ENTRIES.
__________________________________________________

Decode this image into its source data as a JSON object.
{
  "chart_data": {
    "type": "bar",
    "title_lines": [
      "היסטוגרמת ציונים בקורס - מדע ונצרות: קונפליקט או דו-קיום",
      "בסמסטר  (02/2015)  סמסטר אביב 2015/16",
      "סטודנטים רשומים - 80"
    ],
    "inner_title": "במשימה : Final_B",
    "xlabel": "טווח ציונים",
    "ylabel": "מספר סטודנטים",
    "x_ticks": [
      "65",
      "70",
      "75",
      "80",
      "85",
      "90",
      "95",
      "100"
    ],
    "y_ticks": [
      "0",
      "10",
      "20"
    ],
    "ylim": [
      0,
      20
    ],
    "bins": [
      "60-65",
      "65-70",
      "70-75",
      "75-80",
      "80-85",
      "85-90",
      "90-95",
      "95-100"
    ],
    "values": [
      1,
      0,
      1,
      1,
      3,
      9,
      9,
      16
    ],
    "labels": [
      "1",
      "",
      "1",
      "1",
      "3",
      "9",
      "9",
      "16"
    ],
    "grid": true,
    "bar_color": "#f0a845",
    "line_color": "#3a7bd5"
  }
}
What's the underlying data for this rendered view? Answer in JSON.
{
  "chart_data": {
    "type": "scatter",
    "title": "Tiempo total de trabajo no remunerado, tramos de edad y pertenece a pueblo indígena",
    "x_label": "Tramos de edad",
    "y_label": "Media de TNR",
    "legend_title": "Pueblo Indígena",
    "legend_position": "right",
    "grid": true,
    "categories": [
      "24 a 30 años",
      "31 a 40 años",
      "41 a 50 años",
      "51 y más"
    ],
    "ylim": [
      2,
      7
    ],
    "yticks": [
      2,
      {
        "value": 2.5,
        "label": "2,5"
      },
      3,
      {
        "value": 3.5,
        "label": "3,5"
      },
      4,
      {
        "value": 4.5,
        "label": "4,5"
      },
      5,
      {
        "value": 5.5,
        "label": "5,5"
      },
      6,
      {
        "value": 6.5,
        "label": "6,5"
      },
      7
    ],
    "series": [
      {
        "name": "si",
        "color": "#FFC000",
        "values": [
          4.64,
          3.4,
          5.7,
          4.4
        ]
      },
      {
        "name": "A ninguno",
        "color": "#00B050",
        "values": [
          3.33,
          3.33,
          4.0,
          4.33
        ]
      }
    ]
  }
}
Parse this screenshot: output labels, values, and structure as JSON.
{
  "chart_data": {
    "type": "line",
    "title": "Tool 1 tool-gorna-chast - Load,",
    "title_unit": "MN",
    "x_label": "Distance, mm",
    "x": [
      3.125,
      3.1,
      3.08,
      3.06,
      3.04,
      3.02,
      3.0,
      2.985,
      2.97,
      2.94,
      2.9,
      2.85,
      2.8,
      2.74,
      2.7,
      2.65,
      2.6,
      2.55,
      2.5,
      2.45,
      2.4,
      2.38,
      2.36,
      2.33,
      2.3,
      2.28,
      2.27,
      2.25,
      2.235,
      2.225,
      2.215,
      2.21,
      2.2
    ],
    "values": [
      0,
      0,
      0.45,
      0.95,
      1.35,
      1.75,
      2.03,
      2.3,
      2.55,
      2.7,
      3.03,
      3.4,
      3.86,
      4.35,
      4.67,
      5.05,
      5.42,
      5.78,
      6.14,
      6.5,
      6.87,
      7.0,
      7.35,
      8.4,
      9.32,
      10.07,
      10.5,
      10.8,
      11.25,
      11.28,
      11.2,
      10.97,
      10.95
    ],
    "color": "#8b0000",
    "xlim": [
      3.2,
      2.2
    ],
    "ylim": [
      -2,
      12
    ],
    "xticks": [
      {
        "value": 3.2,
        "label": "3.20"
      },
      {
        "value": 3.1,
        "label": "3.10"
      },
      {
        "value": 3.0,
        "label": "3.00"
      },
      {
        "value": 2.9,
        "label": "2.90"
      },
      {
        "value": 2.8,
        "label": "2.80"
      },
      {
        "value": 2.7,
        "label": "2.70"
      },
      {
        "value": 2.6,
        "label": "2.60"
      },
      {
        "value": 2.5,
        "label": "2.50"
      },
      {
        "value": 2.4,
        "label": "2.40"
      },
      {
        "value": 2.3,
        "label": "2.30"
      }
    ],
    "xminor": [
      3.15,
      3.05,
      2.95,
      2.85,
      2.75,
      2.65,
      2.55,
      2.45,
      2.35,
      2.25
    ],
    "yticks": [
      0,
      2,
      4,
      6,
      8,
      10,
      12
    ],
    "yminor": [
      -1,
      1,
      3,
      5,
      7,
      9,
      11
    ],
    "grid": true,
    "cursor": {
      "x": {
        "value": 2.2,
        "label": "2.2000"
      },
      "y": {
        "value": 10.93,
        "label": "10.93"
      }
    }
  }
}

__________________________________________________

SET TASK.
Your task is to pick out every line with the string "this" and copy it.

COMPLETED TASK.
Decode this image into its source data as a JSON object.
What's the underlying data for this rendered view? Answer in JSON.
Parse this screenshot: output labels, values, and structure as JSON.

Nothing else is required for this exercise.